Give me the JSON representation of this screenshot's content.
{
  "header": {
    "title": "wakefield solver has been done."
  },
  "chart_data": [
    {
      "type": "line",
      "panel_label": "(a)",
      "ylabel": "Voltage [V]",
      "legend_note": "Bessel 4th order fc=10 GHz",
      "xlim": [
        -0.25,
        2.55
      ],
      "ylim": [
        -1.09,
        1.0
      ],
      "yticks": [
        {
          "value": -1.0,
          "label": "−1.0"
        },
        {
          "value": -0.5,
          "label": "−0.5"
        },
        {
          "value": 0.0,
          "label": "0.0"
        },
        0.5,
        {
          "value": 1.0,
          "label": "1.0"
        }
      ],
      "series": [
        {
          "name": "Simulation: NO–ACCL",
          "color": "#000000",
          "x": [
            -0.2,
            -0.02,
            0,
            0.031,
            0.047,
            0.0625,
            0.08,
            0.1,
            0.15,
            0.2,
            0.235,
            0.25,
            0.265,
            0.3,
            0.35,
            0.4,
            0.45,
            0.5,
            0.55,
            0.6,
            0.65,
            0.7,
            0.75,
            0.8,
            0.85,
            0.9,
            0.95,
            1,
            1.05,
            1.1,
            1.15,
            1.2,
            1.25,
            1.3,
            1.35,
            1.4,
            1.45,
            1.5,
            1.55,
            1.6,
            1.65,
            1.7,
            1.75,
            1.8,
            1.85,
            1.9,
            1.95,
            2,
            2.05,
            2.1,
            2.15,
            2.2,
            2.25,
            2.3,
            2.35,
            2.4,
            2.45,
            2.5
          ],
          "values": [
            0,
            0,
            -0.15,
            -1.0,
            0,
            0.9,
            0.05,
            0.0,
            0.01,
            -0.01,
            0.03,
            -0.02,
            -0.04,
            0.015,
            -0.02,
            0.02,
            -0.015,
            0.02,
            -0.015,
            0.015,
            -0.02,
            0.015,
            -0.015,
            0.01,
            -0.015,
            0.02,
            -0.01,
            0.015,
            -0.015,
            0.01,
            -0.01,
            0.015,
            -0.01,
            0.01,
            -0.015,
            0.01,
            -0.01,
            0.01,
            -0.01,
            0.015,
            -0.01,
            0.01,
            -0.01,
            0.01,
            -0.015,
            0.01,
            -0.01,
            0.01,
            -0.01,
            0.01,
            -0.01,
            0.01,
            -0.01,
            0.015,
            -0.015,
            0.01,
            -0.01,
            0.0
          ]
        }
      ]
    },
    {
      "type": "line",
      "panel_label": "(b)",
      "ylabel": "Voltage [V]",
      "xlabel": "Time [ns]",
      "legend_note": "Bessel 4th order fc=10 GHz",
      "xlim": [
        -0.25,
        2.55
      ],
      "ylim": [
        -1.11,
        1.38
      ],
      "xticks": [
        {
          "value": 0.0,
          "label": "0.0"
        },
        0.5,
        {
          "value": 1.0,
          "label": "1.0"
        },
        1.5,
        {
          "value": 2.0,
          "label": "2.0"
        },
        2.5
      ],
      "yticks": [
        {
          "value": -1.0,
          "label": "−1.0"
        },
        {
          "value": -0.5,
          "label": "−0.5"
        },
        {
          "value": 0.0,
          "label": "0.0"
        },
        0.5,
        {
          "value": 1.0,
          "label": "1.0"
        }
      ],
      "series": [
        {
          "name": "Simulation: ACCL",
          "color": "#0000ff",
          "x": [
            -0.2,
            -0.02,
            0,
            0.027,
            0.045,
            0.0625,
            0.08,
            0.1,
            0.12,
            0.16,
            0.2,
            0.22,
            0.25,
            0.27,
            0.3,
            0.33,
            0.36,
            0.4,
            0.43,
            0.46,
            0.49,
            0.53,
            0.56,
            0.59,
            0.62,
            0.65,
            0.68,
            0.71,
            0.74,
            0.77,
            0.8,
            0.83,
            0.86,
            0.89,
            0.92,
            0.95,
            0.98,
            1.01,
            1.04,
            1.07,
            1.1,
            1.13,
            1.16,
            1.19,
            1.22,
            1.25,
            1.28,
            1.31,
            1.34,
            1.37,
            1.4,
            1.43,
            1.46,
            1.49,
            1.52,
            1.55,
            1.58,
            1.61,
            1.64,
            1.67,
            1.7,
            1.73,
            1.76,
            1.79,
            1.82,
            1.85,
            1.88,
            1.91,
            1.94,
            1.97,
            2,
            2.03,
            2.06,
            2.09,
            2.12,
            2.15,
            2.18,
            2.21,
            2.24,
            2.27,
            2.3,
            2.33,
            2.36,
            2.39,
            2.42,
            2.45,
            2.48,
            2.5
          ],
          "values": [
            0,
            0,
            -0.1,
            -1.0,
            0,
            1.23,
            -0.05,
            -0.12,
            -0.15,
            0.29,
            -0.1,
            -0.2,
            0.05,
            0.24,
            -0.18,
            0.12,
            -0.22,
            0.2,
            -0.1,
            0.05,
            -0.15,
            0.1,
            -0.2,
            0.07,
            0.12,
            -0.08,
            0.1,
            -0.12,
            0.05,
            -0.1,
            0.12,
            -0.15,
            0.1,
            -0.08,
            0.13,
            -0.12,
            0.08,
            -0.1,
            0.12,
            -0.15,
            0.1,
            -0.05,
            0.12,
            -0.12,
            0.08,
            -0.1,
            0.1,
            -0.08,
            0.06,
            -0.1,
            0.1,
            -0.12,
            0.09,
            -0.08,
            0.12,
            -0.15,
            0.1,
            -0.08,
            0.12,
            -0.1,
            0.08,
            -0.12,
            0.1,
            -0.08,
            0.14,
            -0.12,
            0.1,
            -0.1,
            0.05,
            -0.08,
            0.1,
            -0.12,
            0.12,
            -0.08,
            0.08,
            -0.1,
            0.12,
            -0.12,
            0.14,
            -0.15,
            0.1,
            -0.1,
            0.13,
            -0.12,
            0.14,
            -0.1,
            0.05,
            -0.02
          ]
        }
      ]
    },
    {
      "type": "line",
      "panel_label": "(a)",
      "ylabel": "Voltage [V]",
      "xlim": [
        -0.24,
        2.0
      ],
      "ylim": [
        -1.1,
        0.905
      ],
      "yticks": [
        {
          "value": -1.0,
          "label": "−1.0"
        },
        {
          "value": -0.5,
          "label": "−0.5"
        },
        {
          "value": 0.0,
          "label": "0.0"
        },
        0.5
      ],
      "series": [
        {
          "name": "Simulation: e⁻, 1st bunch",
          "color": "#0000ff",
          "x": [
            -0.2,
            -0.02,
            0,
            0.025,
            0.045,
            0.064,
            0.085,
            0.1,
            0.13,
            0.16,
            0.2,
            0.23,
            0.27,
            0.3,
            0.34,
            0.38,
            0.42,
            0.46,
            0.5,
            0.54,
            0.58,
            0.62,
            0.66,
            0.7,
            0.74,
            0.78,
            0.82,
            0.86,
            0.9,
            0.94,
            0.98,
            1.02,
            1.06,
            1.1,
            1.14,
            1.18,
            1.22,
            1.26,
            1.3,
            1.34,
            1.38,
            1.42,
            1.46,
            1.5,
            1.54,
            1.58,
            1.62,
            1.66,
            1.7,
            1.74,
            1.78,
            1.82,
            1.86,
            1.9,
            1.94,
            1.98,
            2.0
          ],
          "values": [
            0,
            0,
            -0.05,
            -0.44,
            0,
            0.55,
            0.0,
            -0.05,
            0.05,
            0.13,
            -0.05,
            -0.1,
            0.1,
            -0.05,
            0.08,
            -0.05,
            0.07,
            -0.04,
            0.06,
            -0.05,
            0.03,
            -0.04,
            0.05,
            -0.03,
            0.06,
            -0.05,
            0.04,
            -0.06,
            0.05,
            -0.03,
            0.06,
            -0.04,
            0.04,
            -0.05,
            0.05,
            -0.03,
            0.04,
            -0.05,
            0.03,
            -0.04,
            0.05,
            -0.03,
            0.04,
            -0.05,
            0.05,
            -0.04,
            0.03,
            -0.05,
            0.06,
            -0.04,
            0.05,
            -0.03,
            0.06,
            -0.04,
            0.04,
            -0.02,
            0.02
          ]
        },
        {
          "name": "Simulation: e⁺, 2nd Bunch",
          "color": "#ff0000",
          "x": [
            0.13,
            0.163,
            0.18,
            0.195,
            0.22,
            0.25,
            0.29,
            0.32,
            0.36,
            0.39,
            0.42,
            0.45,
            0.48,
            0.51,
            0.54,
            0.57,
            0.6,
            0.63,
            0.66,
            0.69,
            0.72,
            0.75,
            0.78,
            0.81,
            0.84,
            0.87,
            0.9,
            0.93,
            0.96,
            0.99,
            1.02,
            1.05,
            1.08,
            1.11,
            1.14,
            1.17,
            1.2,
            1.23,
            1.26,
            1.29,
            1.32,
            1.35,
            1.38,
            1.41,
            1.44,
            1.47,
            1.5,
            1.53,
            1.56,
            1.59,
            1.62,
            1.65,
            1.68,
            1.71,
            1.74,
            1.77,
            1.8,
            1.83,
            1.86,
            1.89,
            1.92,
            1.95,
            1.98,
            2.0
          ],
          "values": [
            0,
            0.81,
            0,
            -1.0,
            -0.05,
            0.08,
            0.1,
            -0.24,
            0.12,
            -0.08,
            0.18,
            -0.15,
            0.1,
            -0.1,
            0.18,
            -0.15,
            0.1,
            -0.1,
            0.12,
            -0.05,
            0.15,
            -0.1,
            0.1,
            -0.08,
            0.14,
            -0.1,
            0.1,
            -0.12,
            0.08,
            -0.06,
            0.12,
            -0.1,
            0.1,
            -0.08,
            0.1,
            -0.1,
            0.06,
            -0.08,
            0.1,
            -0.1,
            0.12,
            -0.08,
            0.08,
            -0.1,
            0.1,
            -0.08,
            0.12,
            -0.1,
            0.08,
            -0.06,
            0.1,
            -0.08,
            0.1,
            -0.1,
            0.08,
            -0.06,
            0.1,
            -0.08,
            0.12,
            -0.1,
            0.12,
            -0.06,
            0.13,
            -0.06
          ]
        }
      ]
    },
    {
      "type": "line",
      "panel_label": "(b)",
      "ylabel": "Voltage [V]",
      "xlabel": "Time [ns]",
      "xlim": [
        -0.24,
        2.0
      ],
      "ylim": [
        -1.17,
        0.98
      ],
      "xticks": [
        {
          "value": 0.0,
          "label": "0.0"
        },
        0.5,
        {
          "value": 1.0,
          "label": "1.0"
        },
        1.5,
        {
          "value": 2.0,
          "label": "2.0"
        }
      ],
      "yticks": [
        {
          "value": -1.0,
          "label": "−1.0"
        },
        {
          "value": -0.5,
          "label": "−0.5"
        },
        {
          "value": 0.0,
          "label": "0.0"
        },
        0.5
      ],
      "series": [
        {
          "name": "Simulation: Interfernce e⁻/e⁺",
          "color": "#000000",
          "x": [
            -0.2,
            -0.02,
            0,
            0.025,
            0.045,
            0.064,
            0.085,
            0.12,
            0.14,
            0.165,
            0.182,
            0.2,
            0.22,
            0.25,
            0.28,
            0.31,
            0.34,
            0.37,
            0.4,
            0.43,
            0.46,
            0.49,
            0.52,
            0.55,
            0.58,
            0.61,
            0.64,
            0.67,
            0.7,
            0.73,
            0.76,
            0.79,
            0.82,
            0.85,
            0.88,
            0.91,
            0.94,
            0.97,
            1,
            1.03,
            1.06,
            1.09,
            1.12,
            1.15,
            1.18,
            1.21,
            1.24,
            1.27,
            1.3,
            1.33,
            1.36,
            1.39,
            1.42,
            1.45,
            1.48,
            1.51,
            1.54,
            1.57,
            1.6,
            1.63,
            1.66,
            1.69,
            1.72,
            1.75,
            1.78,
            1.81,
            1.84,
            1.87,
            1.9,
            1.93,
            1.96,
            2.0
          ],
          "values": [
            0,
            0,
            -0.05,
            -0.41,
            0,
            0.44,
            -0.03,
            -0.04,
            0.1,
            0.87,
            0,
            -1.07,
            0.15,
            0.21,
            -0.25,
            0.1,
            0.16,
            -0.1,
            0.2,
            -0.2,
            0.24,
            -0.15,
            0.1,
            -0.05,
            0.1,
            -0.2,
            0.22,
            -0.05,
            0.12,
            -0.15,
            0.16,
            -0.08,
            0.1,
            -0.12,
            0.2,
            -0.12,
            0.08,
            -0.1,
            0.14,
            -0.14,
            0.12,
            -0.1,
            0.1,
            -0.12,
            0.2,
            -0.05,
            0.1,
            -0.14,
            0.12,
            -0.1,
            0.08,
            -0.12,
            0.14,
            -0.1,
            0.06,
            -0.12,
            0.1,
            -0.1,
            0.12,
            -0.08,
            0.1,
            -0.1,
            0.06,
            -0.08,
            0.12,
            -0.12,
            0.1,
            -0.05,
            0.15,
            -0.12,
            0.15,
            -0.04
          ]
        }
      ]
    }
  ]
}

────

Write out every line of the entries that holds the word "ACCL".

          "name": "Simulation: NO–ACCL",
          "name": "Simulation: ACCL",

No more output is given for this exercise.